■ **Set task**: Copy all lines in which the word "полномочий" can be found.

■ **Provided information**:
--------

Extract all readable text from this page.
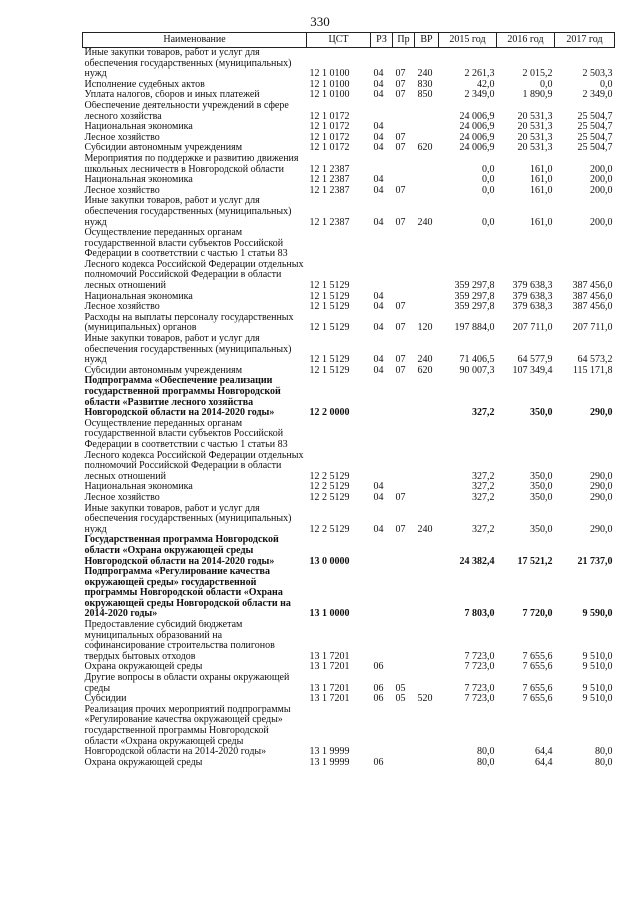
330
Наименование	ЦСТ	РЗ	Пр	ВР	2015 год	2016 год	2017 год
Иные закупки товаров, работ и услуг для обеспечения государственных (муниципальных) нужд	12 1 0100	04	07	240	2 261,3	2 015,2	2 503,3
Исполнение судебных актов	12 1 0100	04	07	830	42,0	0,0	0,0
Уплата налогов, сборов и иных платежей	12 1 0100	04	07	850	2 349,0	1 890,9	2 349,0
Обеспечение деятельности учреждений в сфере лесного хозяйства	12 1 0172				24 006,9	20 531,3	25 504,7
Национальная экономика	12 1 0172	04			24 006,9	20 531,3	25 504,7
Лесное хозяйство	12 1 0172	04	07		24 006,9	20 531,3	25 504,7
Субсидии автономным учреждениям	12 1 0172	04	07	620	24 006,9	20 531,3	25 504,7
Мероприятия по поддержке и развитию движения школьных лесничеств в Новгородской области	12 1 2387				0,0	161,0	200,0
Национальная экономика	12 1 2387	04			0,0	161,0	200,0
Лесное хозяйство	12 1 2387	04	07		0,0	161,0	200,0
Иные закупки товаров, работ и услуг для обеспечения государственных (муниципальных) нужд	12 1 2387	04	07	240	0,0	161,0	200,0
Осуществление переданных органам государственной власти субъектов Российской Федерации в соответствии с частью 1 статьи 83 Лесного кодекса Российской Федерации отдельных полномочий Российской Федерации в области лесных отношений	12 1 5129				359 297,8	379 638,3	387 456,0
Национальная экономика	12 1 5129	04			359 297,8	379 638,3	387 456,0
Лесное хозяйство	12 1 5129	04	07		359 297,8	379 638,3	387 456,0
Расходы на выплаты персоналу государственных (муниципальных) органов	12 1 5129	04	07	120	197 884,0	207 711,0	207 711,0
Иные закупки товаров, работ и услуг для обеспечения государственных (муниципальных) нужд	12 1 5129	04	07	240	71 406,5	64 577,9	64 573,2
Субсидии автономным учреждениям	12 1 5129	04	07	620	90 007,3	107 349,4	115 171,8
Подпрограмма «Обеспечение реализации государственной программы Новгородской области «Развитие лесного хозяйства Новгородской области на 2014-2020 годы»	12 2 0000				327,2	350,0	290,0
Осуществление переданных органам государственной власти субъектов Российской Федерации в соответствии с частью 1 статьи 83 Лесного кодекса Российской Федерации отдельных полномочий Российской Федерации в области лесных отношений	12 2 5129				327,2	350,0	290,0
Национальная экономика	12 2 5129	04			327,2	350,0	290,0
Лесное хозяйство	12 2 5129	04	07		327,2	350,0	290,0
Иные закупки товаров, работ и услуг для обеспечения государственных (муниципальных) нужд	12 2 5129	04	07	240	327,2	350,0	290,0
Государственная программа Новгородской области «Охрана окружающей среды Новгородской области на 2014-2020 годы»	13 0 0000				24 382,4	17 521,2	21 737,0
Подпрограмма «Регулирование качества окружающей среды» государственной программы Новгородской области «Охрана окружающей среды Новгородской области на 2014-2020 годы»	13 1 0000				7 803,0	7 720,0	9 590,0
Предоставление субсидий бюджетам муниципальных образований на софинансирование строительства полигонов твердых бытовых отходов	13 1 7201				7 723,0	7 655,6	9 510,0
Охрана окружающей среды	13 1 7201	06			7 723,0	7 655,6	9 510,0
Другие вопросы в области охраны окружающей среды	13 1 7201	06	05		7 723,0	7 655,6	9 510,0
Субсидии	13 1 7201	06	05	520	7 723,0	7 655,6	9 510,0
Реализация прочих мероприятий подпрограммы «Регулирование качества окружающей среды» государственной программы Новгородской области «Охрана окружающей среды Новгородской области на 2014-2020 годы»	13 1 9999				80,0	64,4	80,0
Охрана окружающей среды	13 1 9999	06			80,0	64,4	80,0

--------

■ **Result**:
Осуществление переданных органам государственной власти субъектов Российской Федерации в соответствии с частью 1 статьи 83 Лесного кодекса Российской Федерации отдельных полномочий Российской Федерации в области лесных отношений	12 1 5129				359 297,8	379 638,3	387 456,0
Осуществление переданных органам государственной власти субъектов Российской Федерации в соответствии с частью 1 статьи 83 Лесного кодекса Российской Федерации отдельных полномочий Российской Федерации в области лесных отношений	12 2 5129				327,2	350,0	290,0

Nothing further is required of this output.